Lay out every line of the listing below as a numbered list, omitting blank lines and the pictures.

─── Given records

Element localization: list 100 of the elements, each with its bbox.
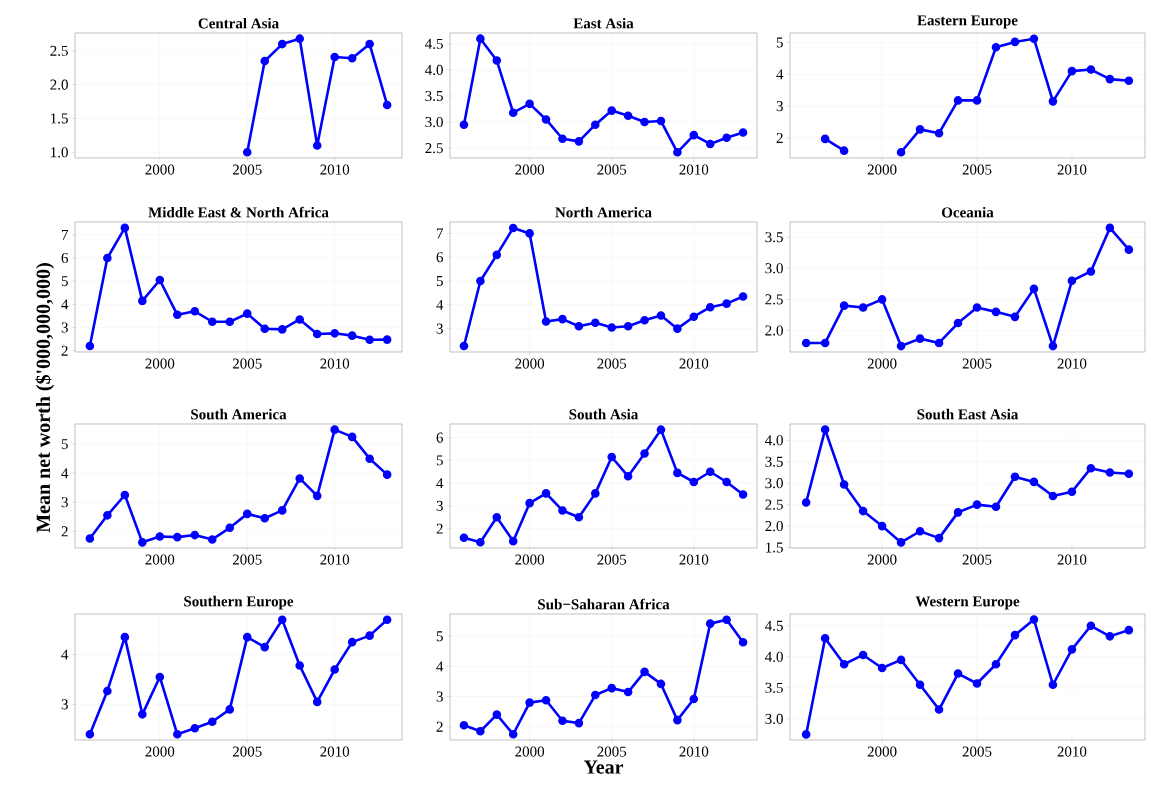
- chart-title: South America: [191, 408, 287, 420]
- point: [896, 341, 906, 351]
- point: [207, 317, 217, 327]
- point: [365, 454, 374, 463]
- point: [525, 229, 534, 238]
- point: [103, 686, 112, 696]
- point: [991, 502, 1001, 512]
- y-tick-label: 6: [436, 432, 444, 443]
- point: [689, 312, 699, 322]
- point: [738, 292, 748, 301]
- point: [607, 323, 617, 332]
- point: [1010, 37, 1020, 47]
- x-tick-label: 2010: [679, 164, 709, 175]
- point: [312, 141, 322, 150]
- point: [1124, 245, 1134, 254]
- point: [591, 690, 600, 700]
- point: [607, 683, 617, 693]
- point: [915, 334, 925, 343]
- y-tick-label: 3.0: [765, 478, 783, 489]
- point: [138, 538, 147, 547]
- point: [934, 533, 944, 543]
- point: [934, 338, 944, 348]
- point: [277, 506, 287, 515]
- point: [277, 615, 287, 625]
- point: [295, 661, 305, 670]
- point: [459, 720, 469, 730]
- y-tick-label: 3: [61, 699, 68, 710]
- x-tick-label: 2005: [597, 746, 627, 757]
- point: [85, 341, 95, 351]
- y-tick-label: 2: [61, 345, 68, 356]
- chart-title: Oceania: [942, 206, 994, 218]
- point: [155, 672, 165, 682]
- point: [972, 96, 982, 105]
- x-tick-label: 2005: [232, 358, 262, 369]
- x-tick-label: 2000: [867, 164, 897, 175]
- point: [295, 315, 305, 324]
- point: [525, 498, 534, 508]
- point: [1010, 312, 1020, 322]
- chart-title: Central Asia: [198, 17, 279, 29]
- point: [673, 324, 682, 333]
- point: [722, 299, 731, 308]
- point: [991, 43, 1001, 52]
- point: [1086, 621, 1096, 631]
- point: [260, 642, 270, 652]
- point: [656, 679, 666, 689]
- point: [738, 490, 748, 499]
- y-axis-title: Mean net worth ($'000,000,000): [35, 263, 55, 533]
- point: [190, 307, 200, 316]
- point: [953, 318, 963, 328]
- point: [347, 637, 357, 647]
- point: [155, 532, 165, 541]
- chart-title: Eastern Europe: [917, 15, 1018, 29]
- point: [120, 632, 130, 642]
- point: [277, 325, 287, 334]
- point: [330, 665, 339, 674]
- y-tick-label: 4.5: [425, 38, 443, 49]
- point: [656, 311, 666, 320]
- point: [1010, 630, 1020, 640]
- y-tick-label: 2: [436, 721, 443, 732]
- point: [558, 716, 567, 725]
- point: [382, 100, 392, 110]
- point: [705, 619, 715, 628]
- y-tick-label: 2.0: [50, 79, 68, 90]
- point: [1010, 472, 1020, 482]
- chart-title: North America: [555, 206, 652, 218]
- y-tick-label: 4: [436, 661, 444, 672]
- point: [640, 667, 649, 677]
- point: [656, 116, 666, 126]
- point: [574, 321, 584, 331]
- point: [1029, 284, 1039, 294]
- point: [382, 615, 392, 625]
- point: [896, 655, 906, 665]
- point: [820, 134, 830, 144]
- x-tick-label: 2000: [515, 746, 545, 757]
- point: [839, 659, 849, 669]
- x-tick-label: 2010: [1057, 358, 1087, 369]
- x-tick-label: 2010: [320, 358, 350, 369]
- y-tick-label: 5: [61, 276, 68, 287]
- x-tick-label: 2000: [867, 554, 897, 565]
- point: [260, 324, 270, 333]
- point: [476, 34, 485, 43]
- point: [722, 133, 731, 143]
- x-tick-label: 2010: [320, 746, 350, 757]
- point: [934, 705, 944, 714]
- chart-title: Sub−Saharan Africa: [538, 598, 670, 610]
- y-tick-label: 5: [436, 631, 443, 642]
- point: [103, 253, 112, 263]
- point: [476, 726, 485, 736]
- point: [640, 117, 649, 127]
- y-tick-label: 3.0: [765, 263, 783, 274]
- point: [207, 535, 217, 544]
- point: [623, 111, 633, 121]
- y-tick-label: 3.5: [765, 456, 783, 467]
- point: [476, 276, 485, 286]
- x-tick-label: 2005: [597, 358, 627, 369]
- point: [1124, 76, 1134, 85]
- x-tick-label: 2010: [679, 554, 709, 565]
- point: [155, 275, 165, 285]
- y-tick-label: 1.0: [51, 147, 68, 158]
- point: [242, 148, 252, 157]
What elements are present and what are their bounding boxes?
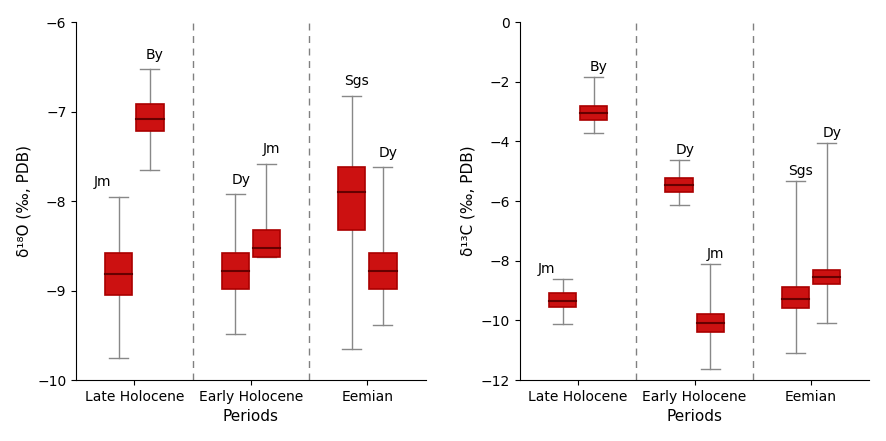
Text: Jm: Jm [538, 262, 555, 276]
Y-axis label: δ¹³C (‰, PDB): δ¹³C (‰, PDB) [461, 146, 476, 256]
Bar [665, 178, 693, 191]
Bar [580, 106, 607, 120]
Text: Jm: Jm [94, 176, 111, 190]
X-axis label: Periods: Periods [666, 409, 723, 424]
Text: Jm: Jm [262, 142, 280, 157]
Bar [696, 314, 724, 332]
Bar [813, 270, 840, 284]
Text: Jm: Jm [706, 247, 724, 262]
Text: Sgs: Sgs [344, 75, 369, 88]
Bar [136, 105, 164, 131]
Text: By: By [146, 48, 164, 62]
Text: Dy: Dy [231, 173, 251, 187]
Bar [105, 253, 133, 295]
Text: Dy: Dy [823, 126, 842, 140]
Bar [549, 293, 576, 307]
Text: Sgs: Sgs [788, 164, 812, 178]
Text: Dy: Dy [675, 143, 695, 157]
Bar [782, 287, 809, 308]
Bar [222, 253, 249, 289]
X-axis label: Periods: Periods [223, 409, 279, 424]
Y-axis label: δ¹⁸O (‰, PDB): δ¹⁸O (‰, PDB) [17, 145, 32, 257]
Bar [369, 253, 397, 289]
Bar [253, 230, 280, 257]
Bar [338, 167, 365, 230]
Text: Dy: Dy [379, 146, 398, 160]
Text: By: By [590, 60, 608, 75]
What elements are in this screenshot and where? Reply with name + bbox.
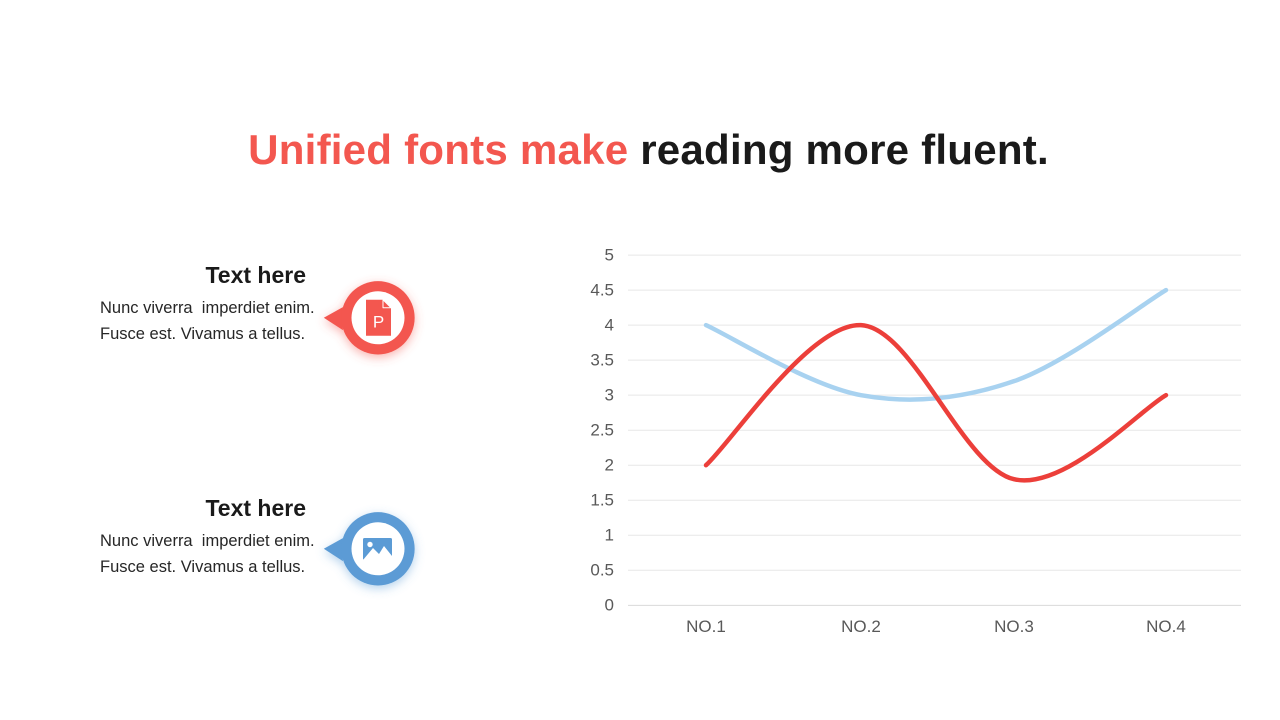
svg-text:1.5: 1.5	[590, 491, 614, 510]
svg-text:NO.4: NO.4	[1146, 617, 1186, 636]
svg-text:2: 2	[605, 456, 614, 475]
svg-text:5: 5	[605, 246, 614, 265]
svg-text:4: 4	[605, 316, 614, 335]
svg-text:0.5: 0.5	[590, 561, 614, 580]
svg-text:4.5: 4.5	[590, 281, 614, 300]
svg-text:NO.3: NO.3	[994, 617, 1034, 636]
svg-text:NO.1: NO.1	[686, 617, 726, 636]
svg-text:0: 0	[605, 596, 614, 615]
svg-text:3: 3	[605, 386, 614, 405]
svg-text:3.5: 3.5	[590, 351, 614, 370]
svg-text:2.5: 2.5	[590, 421, 614, 440]
svg-text:NO.2: NO.2	[841, 617, 881, 636]
svg-text:1: 1	[605, 526, 614, 545]
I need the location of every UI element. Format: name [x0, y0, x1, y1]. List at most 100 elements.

──────

▶ [Answer to the exercise]
1. Element localization: list 100 of the elements, each with its bbox.
2. - chart-title: South America: [191, 408, 287, 420]
3. - point: [896, 341, 906, 351]
4. - point: [207, 317, 217, 327]
5. - point: [365, 454, 374, 463]
6. - point: [525, 229, 534, 238]
7. - point: [103, 686, 112, 696]
8. - point: [991, 502, 1001, 512]
9. - y-tick-label: 6: [436, 432, 444, 443]
10. - point: [689, 312, 699, 322]
11. - point: [738, 292, 748, 301]
12. - point: [607, 323, 617, 332]
13. - point: [1010, 37, 1020, 47]
14. - x-tick-label: 2010: [679, 164, 709, 175]
15. - point: [312, 141, 322, 150]
16. - point: [1124, 245, 1134, 254]
17. - point: [591, 690, 600, 700]
18. - point: [607, 683, 617, 693]
19. - point: [915, 334, 925, 343]
20. - y-tick-label: 3.0: [765, 478, 783, 489]
21. - point: [138, 538, 147, 547]
22. - point: [934, 533, 944, 543]
23. - point: [934, 338, 944, 348]
24. - point: [277, 506, 287, 515]
25. - point: [277, 615, 287, 625]
26. - point: [295, 661, 305, 670]
27. - point: [459, 720, 469, 730]
28. - y-tick-label: 3: [61, 699, 68, 710]
29. - x-tick-label: 2005: [597, 746, 627, 757]
30. - point: [85, 341, 95, 351]
31. - y-tick-label: 2: [61, 345, 68, 356]
32. - chart-title: Oceania: [942, 206, 994, 218]
33. - point: [155, 672, 165, 682]
34. - point: [972, 96, 982, 105]
35. - x-tick-label: 2005: [232, 358, 262, 369]
36. - x-tick-label: 2000: [867, 164, 897, 175]
37. - point: [295, 315, 305, 324]
38. - point: [525, 498, 534, 508]
39. - point: [1010, 312, 1020, 322]
40. - chart-title: Central Asia: [198, 17, 279, 29]
41. - point: [673, 324, 682, 333]
42. - point: [722, 299, 731, 308]
43. - point: [991, 43, 1001, 52]
44. - point: [1086, 621, 1096, 631]
45. - point: [260, 642, 270, 652]
46. - point: [656, 679, 666, 689]
47. - point: [738, 490, 748, 499]
48. - y-axis-title: Mean net worth ($'000,000,000): [35, 263, 55, 533]
49. - point: [190, 307, 200, 316]
50. - point: [953, 318, 963, 328]
51. - point: [347, 637, 357, 647]
52. - point: [155, 532, 165, 541]
53. - chart-title: Eastern Europe: [917, 15, 1018, 29]
54. - point: [120, 632, 130, 642]
55. - point: [277, 325, 287, 334]
56. - point: [330, 665, 339, 674]
57. - y-tick-label: 4.5: [425, 38, 443, 49]
58. - point: [656, 311, 666, 320]
59. - point: [1010, 630, 1020, 640]
60. - y-tick-label: 2: [436, 721, 443, 732]
61. - point: [558, 716, 567, 725]
62. - point: [382, 100, 392, 110]
63. - point: [705, 619, 715, 628]
64. - y-tick-label: 2.0: [50, 79, 68, 90]
65. - point: [1010, 472, 1020, 482]
66. - chart-title: North America: [555, 206, 652, 218]
67. - y-tick-label: 4: [436, 661, 444, 672]
68. - point: [640, 667, 649, 677]
69. - point: [656, 116, 666, 126]
70. - point: [574, 321, 584, 331]
71. - point: [1029, 284, 1039, 294]
72. - point: [382, 615, 392, 625]
73. - point: [896, 655, 906, 665]
74. - point: [820, 134, 830, 144]
75. - x-tick-label: 2000: [515, 746, 545, 757]
76. - point: [839, 659, 849, 669]
77. - x-tick-label: 2010: [1057, 358, 1087, 369]
78. - x-tick-label: 2010: [320, 358, 350, 369]
79. - y-tick-label: 5: [61, 276, 68, 287]
80. - x-tick-label: 2000: [867, 554, 897, 565]
81. - point: [260, 324, 270, 333]
82. - point: [476, 34, 485, 43]
83. - point: [722, 133, 731, 143]
84. - x-tick-label: 2010: [320, 746, 350, 757]
85. - point: [934, 705, 944, 714]
86. - chart-title: Sub−Saharan Africa: [538, 598, 670, 610]
87. - y-tick-label: 5: [436, 631, 443, 642]
88. - point: [103, 253, 112, 263]
89. - point: [476, 726, 485, 736]
90. - point: [640, 117, 649, 127]
91. - y-tick-label: 3.0: [765, 263, 783, 274]
92. - point: [207, 535, 217, 544]
93. - point: [623, 111, 633, 121]
94. - y-tick-label: 3.5: [765, 456, 783, 467]
95. - point: [476, 276, 485, 286]
96. - x-tick-label: 2005: [597, 358, 627, 369]
97. - point: [1124, 76, 1134, 85]
98. - x-tick-label: 2010: [679, 554, 709, 565]
99. - point: [155, 275, 165, 285]
100. - y-tick-label: 1.0: [51, 147, 68, 158]
101. - point: [242, 148, 252, 157]
102. What elements are present and what are their bounding boxes?
103. Text: Jm: Jm [538, 262, 555, 276]
104. Y-axis label: δ¹³C (‰, PDB): δ¹³C (‰, PDB) [461, 146, 476, 256]
105. Bar [665, 178, 693, 191]
106. Bar [580, 106, 607, 120]
107. Text: Jm: Jm [94, 176, 111, 190]
108. X-axis label: Periods: Periods [666, 409, 723, 424]
109. Text: Jm: Jm [262, 142, 280, 157]
110. Bar [696, 314, 724, 332]
111. Bar [813, 270, 840, 284]
112. Text: Jm: Jm [706, 247, 724, 262]
113. Text: Sgs: Sgs [344, 75, 369, 88]
114. Bar [136, 105, 164, 131]
115. Text: By: By [146, 48, 164, 62]
116. Text: Dy: Dy [231, 173, 251, 187]
117. Bar [105, 253, 133, 295]
118. Text: Dy: Dy [823, 126, 842, 140]
119. Bar [549, 293, 576, 307]
120. Text: Sgs: Sgs [788, 164, 812, 178]
121. Text: Dy: Dy [675, 143, 695, 157]
122. Bar [782, 287, 809, 308]
123. Bar [222, 253, 249, 289]
124. X-axis label: Periods: Periods [223, 409, 279, 424]
125. Y-axis label: δ¹⁸O (‰, PDB): δ¹⁸O (‰, PDB) [17, 145, 32, 257]
126. Bar [369, 253, 397, 289]
127. Bar [253, 230, 280, 257]
128. Bar [338, 167, 365, 230]
129. Text: Dy: Dy [379, 146, 398, 160]
130. Text: By: By [590, 60, 608, 75]
131. What elements are in this screenshot and where? Reply with name + bbox.
132. svg-text:1.5: 1.5	[590, 491, 614, 510]
133. svg-text:NO.4: NO.4	[1146, 617, 1186, 636]
134. svg-text:2: 2	[605, 456, 614, 475]
135. svg-text:5: 5	[605, 246, 614, 265]
136. svg-text:4: 4	[605, 316, 614, 335]
137. svg-text:0.5: 0.5	[590, 561, 614, 580]
138. svg-text:4.5: 4.5	[590, 281, 614, 300]
139. svg-text:NO.3: NO.3	[994, 617, 1034, 636]
140. svg-text:NO.1: NO.1	[686, 617, 726, 636]
141. svg-text:0: 0	[605, 596, 614, 615]
142. svg-text:3: 3	[605, 386, 614, 405]
143. svg-text:3.5: 3.5	[590, 351, 614, 370]
144. svg-text:2.5: 2.5	[590, 421, 614, 440]
145. svg-text:NO.2: NO.2	[841, 617, 881, 636]
146. svg-text:1: 1	[605, 526, 614, 545]
147. I need the location of every UI element. Format: name [x0, y0, x1, y1]. List at most 100 elements.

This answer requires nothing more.